──────── Raw records

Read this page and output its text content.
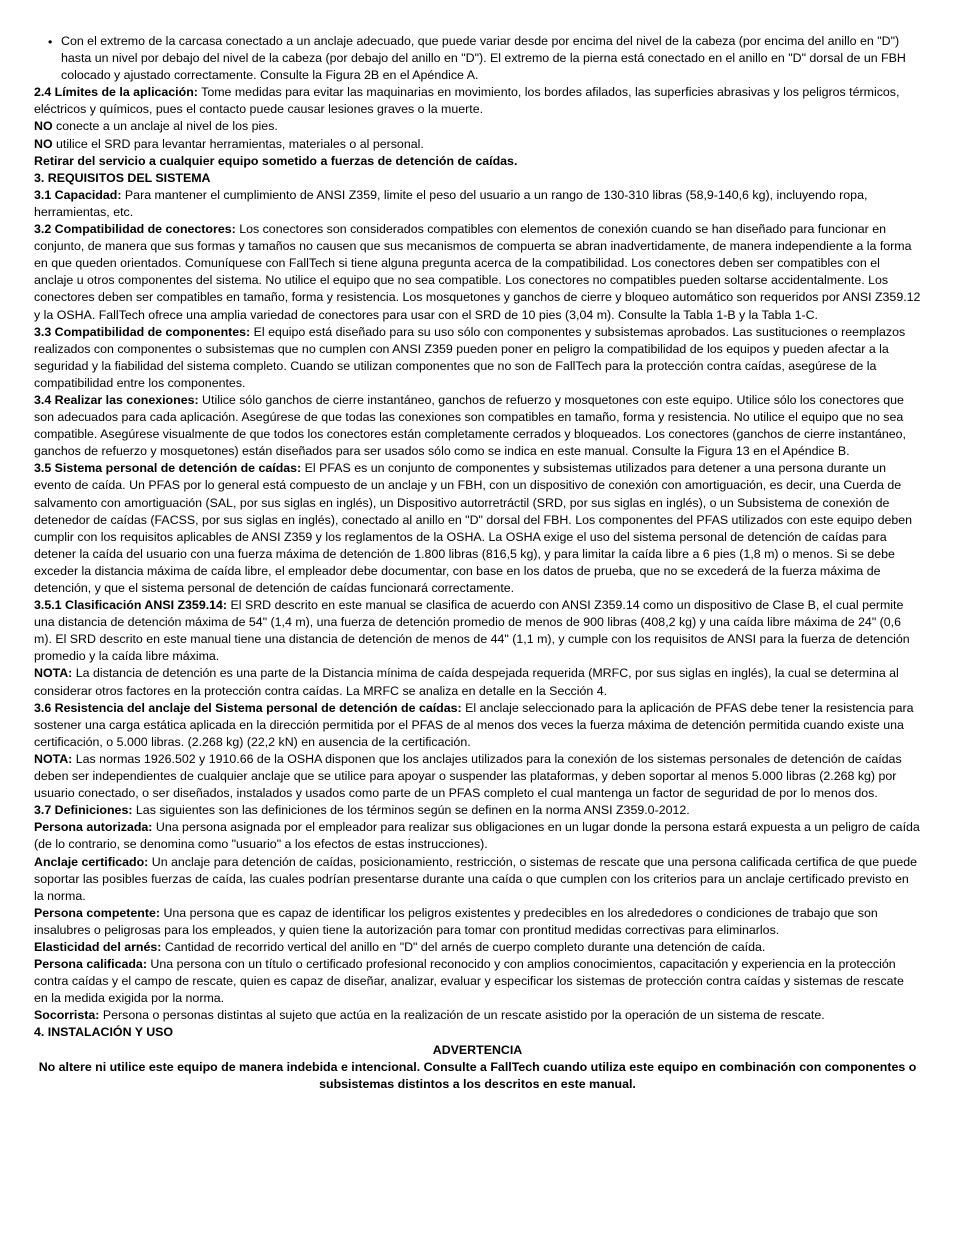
• Con el extremo de la carcasa conectado a un anclaje adecuado, que puede variar desde por encima del nivel de la cabeza (por encima del anillo en "D") hasta un nivel por debajo del nivel de la cabeza (por debajo del anillo en "D"). El extremo de la pierna está conectado en el anillo en "D" dorsal de un FBH colocado y ajustado correctamente. Consulte la Figura 2B en el Apéndice A.

2.4 Límites de la aplicación: Tome medidas para evitar las maquinarias en movimiento, los bordes afilados, las superficies abrasivas y los peligros térmicos, eléctricos y químicos, pues el contacto puede causar lesiones graves o la muerte.

NO conecte a un anclaje al nivel de los pies.

NO utilice el SRD para levantar herramientas, materiales o al personal.

Retirar del servicio a cualquier equipo sometido a fuerzas de detención de caídas.

3. REQUISITOS DEL SISTEMA

3.1 Capacidad: Para mantener el cumplimiento de ANSI Z359, limite el peso del usuario a un rango de 130-310 libras (58,9-140,6 kg), incluyendo ropa, herramientas, etc.

3.2 Compatibilidad de conectores: Los conectores son considerados compatibles con elementos de conexión cuando se han diseñado para funcionar en conjunto, de manera que sus formas y tamaños no causen que sus mecanismos de compuerta se abran inadvertidamente, de manera independiente a la forma en que queden orientados. Comuníquese con FallTech si tiene alguna pregunta acerca de la compatibilidad. Los conectores deben ser compatibles con el anclaje u otros componentes del sistema. No utilice el equipo que no sea compatible. Los conectores no compatibles pueden soltarse accidentalmente. Los conectores deben ser compatibles en tamaño, forma y resistencia. Los mosquetones y ganchos de cierre y bloqueo automático son requeridos por ANSI Z359.12 y la OSHA. FallTech ofrece una amplia variedad de conectores para usar con el SRD de 10 pies (3,04 m). Consulte la Tabla 1-B y la Tabla 1-C.

3.3 Compatibilidad de componentes: El equipo está diseñado para su uso sólo con componentes y subsistemas aprobados. Las sustituciones o reemplazos realizados con componentes o subsistemas que no cumplen con ANSI Z359 pueden poner en peligro la compatibilidad de los equipos y pueden afectar a la seguridad y la fiabilidad del sistema completo. Cuando se utilizan componentes que no son de FallTech para la protección contra caídas, asegúrese de la compatibilidad entre los componentes.

3.4 Realizar las conexiones: Utilice sólo ganchos de cierre instantáneo, ganchos de refuerzo y mosquetones con este equipo. Utilice sólo los conectores que son adecuados para cada aplicación. Asegúrese de que todas las conexiones son compatibles en tamaño, forma y resistencia. No utilice el equipo que no sea compatible. Asegúrese visualmente de que todos los conectores están completamente cerrados y bloqueados. Los conectores (ganchos de cierre instantáneo, ganchos de refuerzo y mosquetones) están diseñados para ser usados sólo como se indica en este manual. Consulte la Figura 13 en el Apéndice B.

3.5 Sistema personal de detención de caídas: El PFAS es un conjunto de componentes y subsistemas utilizados para detener a una persona durante un evento de caída. Un PFAS por lo general está compuesto de un anclaje y un FBH, con un dispositivo de conexión con amortiguación, es decir, una Cuerda de salvamento con amortiguación (SAL, por sus siglas en inglés), un Dispositivo autorretráctil (SRD, por sus siglas en inglés), o un Subsistema de conexión de detenedor de caídas (FACSS, por sus siglas en inglés), conectado al anillo en "D" dorsal del FBH. Los componentes del PFAS utilizados con este equipo deben cumplir con los requisitos aplicables de ANSI Z359 y los reglamentos de la OSHA. La OSHA exige el uso del sistema personal de detención de caídas para detener la caída del usuario con una fuerza máxima de detención de 1.800 libras (816,5 kg), y para limitar la caída libre a 6 pies (1,8 m) o menos. Si se debe exceder la distancia máxima de caída libre, el empleador debe documentar, con base en los datos de prueba, que no se excederá de la fuerza máxima de detención, y que el sistema personal de detención de caídas funcionará correctamente.

3.5.1 Clasificación ANSI Z359.14: El SRD descrito en este manual se clasifica de acuerdo con ANSI Z359.14 como un dispositivo de Clase B, el cual permite una distancia de detención máxima de 54" (1,4 m), una fuerza de detención promedio de menos de 900 libras (408,2 kg) y una caída libre máxima de 24" (0,6 m). El SRD descrito en este manual tiene una distancia de detención de menos de 44" (1,1 m), y cumple con los requisitos de ANSI para la fuerza de detención promedio y la caída libre máxima.

NOTA: La distancia de detención es una parte de la Distancia mínima de caída despejada requerida (MRFC, por sus siglas en inglés), la cual se determina al considerar otros factores en la protección contra caídas. La MRFC se analiza en detalle en la Sección 4.

3.6 Resistencia del anclaje del Sistema personal de detención de caídas: El anclaje seleccionado para la aplicación de PFAS debe tener la resistencia para sostener una carga estática aplicada en la dirección permitida por el PFAS de al menos dos veces la fuerza máxima de detención permitida cuando existe una certificación, o 5.000 libras. (2.268 kg) (22,2 kN) en ausencia de la certificación.

NOTA: Las normas 1926.502 y 1910.66 de la OSHA disponen que los anclajes utilizados para la conexión de los sistemas personales de detención de caídas deben ser independientes de cualquier anclaje que se utilice para apoyar o suspender las plataformas, y deben soportar al menos 5.000 libras (2.268 kg) por usuario conectado, o ser diseñados, instalados y usados como parte de un PFAS completo el cual mantenga un factor de seguridad de por lo menos dos.

3.7 Definiciones: Las siguientes son las definiciones de los términos según se definen en la norma ANSI Z359.0-2012.

Persona autorizada: Una persona asignada por el empleador para realizar sus obligaciones en un lugar donde la persona estará expuesta a un peligro de caída (de lo contrario, se denomina como "usuario" a los efectos de estas instrucciones).

Anclaje certificado: Un anclaje para detención de caídas, posicionamiento, restricción, o sistemas de rescate que una persona calificada certifica de que puede soportar las posibles fuerzas de caída, las cuales podrían presentarse durante una caída o que cumplen con los criterios para un anclaje certificado previsto en la norma.

Persona competente: Una persona que es capaz de identificar los peligros existentes y predecibles en los alrededores o condiciones de trabajo que son insalubres o peligrosas para los empleados, y quien tiene la autorización para tomar con prontitud medidas correctivas para eliminarlos.

Elasticidad del arnés: Cantidad de recorrido vertical del anillo en "D" del arnés de cuerpo completo durante una detención de caída.

Persona calificada: Una persona con un título o certificado profesional reconocido y con amplios conocimientos, capacitación y experiencia en la protección contra caídas y el campo de rescate, quien es capaz de diseñar, analizar, evaluar y especificar los sistemas de protección contra caídas y sistemas de rescate en la medida exigida por la norma.

Socorrista: Persona o personas distintas al sujeto que actúa en la realización de un rescate asistido por la operación de un sistema de rescate.

4. INSTALACIÓN Y USO

ADVERTENCIA

No altere ni utilice este equipo de manera indebida e intencional. Consulte a FallTech cuando utiliza este equipo en combinación con componentes o subsistemas distintos a los descritos en este manual.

────────────────

» **Your goal**
Copy the material above in full and exactly, skipping pictures.

» **Output for this task**
Read this page and output its text content.
• Con el extremo de la carcasa conectado a un anclaje adecuado, que puede variar desde por encima del nivel de la cabeza (por encima del anillo en "D") hasta un nivel por debajo del nivel de la cabeza (por debajo del anillo en "D"). El extremo de la pierna está conectado en el anillo en "D" dorsal de un FBH colocado y ajustado correctamente. Consulte la Figura 2B en el Apéndice A.

2.4 Límites de la aplicación: Tome medidas para evitar las maquinarias en movimiento, los bordes afilados, las superficies abrasivas y los peligros térmicos, eléctricos y químicos, pues el contacto puede causar lesiones graves o la muerte.

NO conecte a un anclaje al nivel de los pies.

NO utilice el SRD para levantar herramientas, materiales o al personal.

Retirar del servicio a cualquier equipo sometido a fuerzas de detención de caídas.

3. REQUISITOS DEL SISTEMA

3.1 Capacidad: Para mantener el cumplimiento de ANSI Z359, limite el peso del usuario a un rango de 130-310 libras (58,9-140,6 kg), incluyendo ropa, herramientas, etc.

3.2 Compatibilidad de conectores: Los conectores son considerados compatibles con elementos de conexión cuando se han diseñado para funcionar en conjunto, de manera que sus formas y tamaños no causen que sus mecanismos de compuerta se abran inadvertidamente, de manera independiente a la forma en que queden orientados. Comuníquese con FallTech si tiene alguna pregunta acerca de la compatibilidad. Los conectores deben ser compatibles con el anclaje u otros componentes del sistema. No utilice el equipo que no sea compatible. Los conectores no compatibles pueden soltarse accidentalmente. Los conectores deben ser compatibles en tamaño, forma y resistencia. Los mosquetones y ganchos de cierre y bloqueo automático son requeridos por ANSI Z359.12 y la OSHA. FallTech ofrece una amplia variedad de conectores para usar con el SRD de 10 pies (3,04 m). Consulte la Tabla 1-B y la Tabla 1-C.

3.3 Compatibilidad de componentes: El equipo está diseñado para su uso sólo con componentes y subsistemas aprobados. Las sustituciones o reemplazos realizados con componentes o subsistemas que no cumplen con ANSI Z359 pueden poner en peligro la compatibilidad de los equipos y pueden afectar a la seguridad y la fiabilidad del sistema completo. Cuando se utilizan componentes que no son de FallTech para la protección contra caídas, asegúrese de la compatibilidad entre los componentes.

3.4 Realizar las conexiones: Utilice sólo ganchos de cierre instantáneo, ganchos de refuerzo y mosquetones con este equipo. Utilice sólo los conectores que son adecuados para cada aplicación. Asegúrese de que todas las conexiones son compatibles en tamaño, forma y resistencia. No utilice el equipo que no sea compatible. Asegúrese visualmente de que todos los conectores están completamente cerrados y bloqueados. Los conectores (ganchos de cierre instantáneo, ganchos de refuerzo y mosquetones) están diseñados para ser usados sólo como se indica en este manual. Consulte la Figura 13 en el Apéndice B.

3.5 Sistema personal de detención de caídas: El PFAS es un conjunto de componentes y subsistemas utilizados para detener a una persona durante un evento de caída. Un PFAS por lo general está compuesto de un anclaje y un FBH, con un dispositivo de conexión con amortiguación, es decir, una Cuerda de salvamento con amortiguación (SAL, por sus siglas en inglés), un Dispositivo autorretráctil (SRD, por sus siglas en inglés), o un Subsistema de conexión de detenedor de caídas (FACSS, por sus siglas en inglés), conectado al anillo en "D" dorsal del FBH. Los componentes del PFAS utilizados con este equipo deben cumplir con los requisitos aplicables de ANSI Z359 y los reglamentos de la OSHA. La OSHA exige el uso del sistema personal de detención de caídas para detener la caída del usuario con una fuerza máxima de detención de 1.800 libras (816,5 kg), y para limitar la caída libre a 6 pies (1,8 m) o menos. Si se debe exceder la distancia máxima de caída libre, el empleador debe documentar, con base en los datos de prueba, que no se excederá de la fuerza máxima de detención, y que el sistema personal de detención de caídas funcionará correctamente.

3.5.1 Clasificación ANSI Z359.14: El SRD descrito en este manual se clasifica de acuerdo con ANSI Z359.14 como un dispositivo de Clase B, el cual permite una distancia de detención máxima de 54" (1,4 m), una fuerza de detención promedio de menos de 900 libras (408,2 kg) y una caída libre máxima de 24" (0,6 m). El SRD descrito en este manual tiene una distancia de detención de menos de 44" (1,1 m), y cumple con los requisitos de ANSI para la fuerza de detención promedio y la caída libre máxima.

NOTA: La distancia de detención es una parte de la Distancia mínima de caída despejada requerida (MRFC, por sus siglas en inglés), la cual se determina al considerar otros factores en la protección contra caídas. La MRFC se analiza en detalle en la Sección 4.

3.6 Resistencia del anclaje del Sistema personal de detención de caídas: El anclaje seleccionado para la aplicación de PFAS debe tener la resistencia para sostener una carga estática aplicada en la dirección permitida por el PFAS de al menos dos veces la fuerza máxima de detención permitida cuando existe una certificación, o 5.000 libras. (2.268 kg) (22,2 kN) en ausencia de la certificación.

NOTA: Las normas 1926.502 y 1910.66 de la OSHA disponen que los anclajes utilizados para la conexión de los sistemas personales de detención de caídas deben ser independientes de cualquier anclaje que se utilice para apoyar o suspender las plataformas, y deben soportar al menos 5.000 libras (2.268 kg) por usuario conectado, o ser diseñados, instalados y usados como parte de un PFAS completo el cual mantenga un factor de seguridad de por lo menos dos.

3.7 Definiciones: Las siguientes son las definiciones de los términos según se definen en la norma ANSI Z359.0-2012.

Persona autorizada: Una persona asignada por el empleador para realizar sus obligaciones en un lugar donde la persona estará expuesta a un peligro de caída (de lo contrario, se denomina como "usuario" a los efectos de estas instrucciones).

Anclaje certificado: Un anclaje para detención de caídas, posicionamiento, restricción, o sistemas de rescate que una persona calificada certifica de que puede soportar las posibles fuerzas de caída, las cuales podrían presentarse durante una caída o que cumplen con los criterios para un anclaje certificado previsto en la norma.

Persona competente: Una persona que es capaz de identificar los peligros existentes y predecibles en los alrededores o condiciones de trabajo que son insalubres o peligrosas para los empleados, y quien tiene la autorización para tomar con prontitud medidas correctivas para eliminarlos.

Elasticidad del arnés: Cantidad de recorrido vertical del anillo en "D" del arnés de cuerpo completo durante una detención de caída.

Persona calificada: Una persona con un título o certificado profesional reconocido y con amplios conocimientos, capacitación y experiencia en la protección contra caídas y el campo de rescate, quien es capaz de diseñar, analizar, evaluar y especificar los sistemas de protección contra caídas y sistemas de rescate en la medida exigida por la norma.

Socorrista: Persona o personas distintas al sujeto que actúa en la realización de un rescate asistido por la operación de un sistema de rescate.

4. INSTALACIÓN Y USO

ADVERTENCIA

No altere ni utilice este equipo de manera indebida e intencional. Consulte a FallTech cuando utiliza este equipo en combinación con componentes o subsistemas distintos a los descritos en este manual.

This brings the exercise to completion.